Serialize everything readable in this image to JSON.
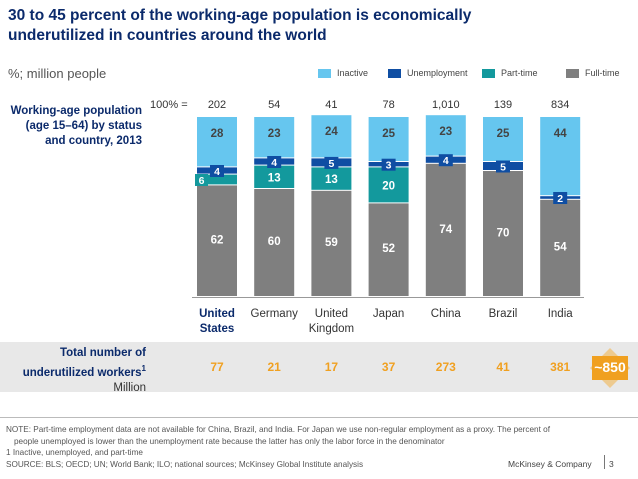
{
  "title": "30 to 45 percent of the working-age population is economically underutilized in countries around the world",
  "subtitle": "%; million people",
  "side_label": "Working-age population (age 15–64) by status and country, 2013",
  "total_label": "Total number of underutilized workers",
  "total_footnote_mark": "1",
  "total_unit": "Million",
  "badge_value": "~850",
  "legend": [
    {
      "label": "Inactive",
      "color": "#66c6ef"
    },
    {
      "label": "Unemployment",
      "color": "#0f4ea3"
    },
    {
      "label": "Part-time",
      "color": "#13999d"
    },
    {
      "label": "Full-time",
      "color": "#7f7f7f"
    }
  ],
  "chart_data": {
    "type": "bar",
    "stacked": true,
    "title": "30 to 45 percent of the working-age population is economically underutilized in countries around the world",
    "ylabel": "%",
    "ylim": [
      0,
      100
    ],
    "hundred_label": "100% =",
    "categories": [
      "United States",
      "Germany",
      "United Kingdom",
      "Japan",
      "China",
      "Brazil",
      "India"
    ],
    "category_lines": [
      [
        "United",
        "States"
      ],
      [
        "Germany"
      ],
      [
        "United",
        "Kingdom"
      ],
      [
        "Japan"
      ],
      [
        "China"
      ],
      [
        "Brazil"
      ],
      [
        "India"
      ]
    ],
    "population_totals": [
      "202",
      "54",
      "41",
      "78",
      "1,010",
      "139",
      "834"
    ],
    "series": [
      {
        "name": "Full-time",
        "values": [
          62,
          60,
          59,
          52,
          74,
          70,
          54
        ]
      },
      {
        "name": "Part-time",
        "values": [
          6,
          13,
          13,
          20,
          null,
          null,
          null
        ]
      },
      {
        "name": "Unemployment",
        "values": [
          4,
          4,
          5,
          3,
          4,
          5,
          2
        ]
      },
      {
        "name": "Inactive",
        "values": [
          28,
          23,
          24,
          25,
          23,
          25,
          44
        ]
      }
    ],
    "underutilized_totals": [
      "77",
      "21",
      "17",
      "37",
      "273",
      "41",
      "381"
    ]
  },
  "notes": {
    "note": "NOTE: Part-time employment data are not available for China, Brazil, and India. For Japan we use non-regular employment as a proxy. The percent of",
    "note_cont": "people unemployed is lower than the unemployment rate because the latter has only the labor force in the denominator",
    "footnote": "1 Inactive, unemployed, and part-time",
    "source": "SOURCE: BLS; OECD; UN; World Bank; ILO; national sources; McKinsey Global Institute analysis"
  },
  "footer": {
    "brand": "McKinsey & Company",
    "page": "3"
  }
}
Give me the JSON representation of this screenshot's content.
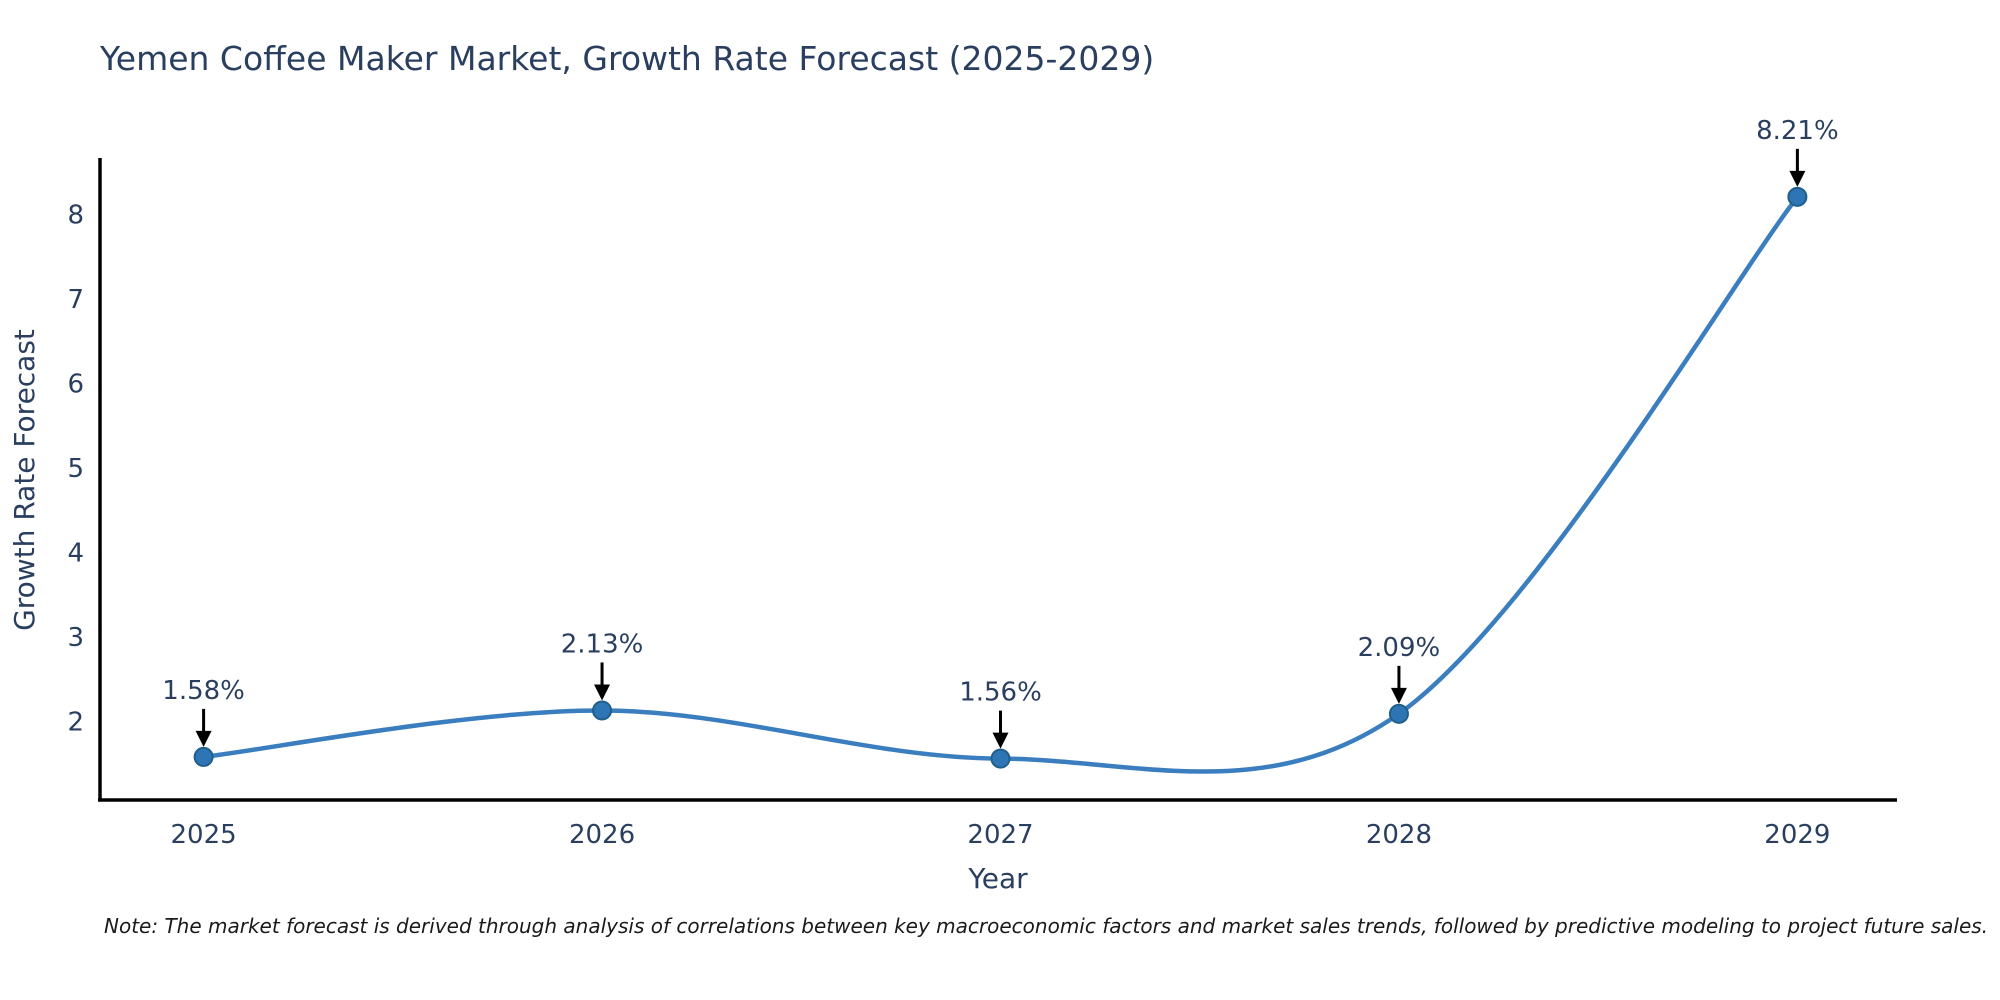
{
  "chart_data": {
    "type": "line",
    "title": "Yemen Coffee Maker Market, Growth Rate Forecast (2025-2029)",
    "xlabel": "Year",
    "ylabel": "Growth Rate Forecast",
    "x": [
      2025,
      2026,
      2027,
      2028,
      2029
    ],
    "values": [
      1.58,
      2.13,
      1.56,
      2.09,
      8.21
    ],
    "point_labels": [
      "1.58%",
      "2.13%",
      "1.56%",
      "2.09%",
      "8.21%"
    ],
    "x_tick_labels": [
      "2025",
      "2026",
      "2027",
      "2028",
      "2029"
    ],
    "y_ticks": [
      2,
      3,
      4,
      5,
      6,
      7,
      8
    ],
    "x_range": [
      2024.74,
      2029.25
    ],
    "y_range": [
      1.07,
      8.67
    ],
    "line_shape": "spline",
    "grid": false,
    "legend": "none",
    "colors": {
      "line": "#3a7ebf",
      "marker_fill": "#2e75b6",
      "marker_edge": "#1f5f8b",
      "axis": "#000000",
      "text": "#2a3f5f",
      "annotation_arrow": "#000000",
      "background": "#ffffff"
    }
  },
  "note": "Note: The market forecast is derived through analysis of correlations between key macroeconomic factors and market sales trends, followed by predictive modeling to project future sales."
}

- _TASK OBJECTIVE_
Each line of the material above either contains the word "India" or does not; state how many do, and nothing else.

- _TASK OUTPUT_
3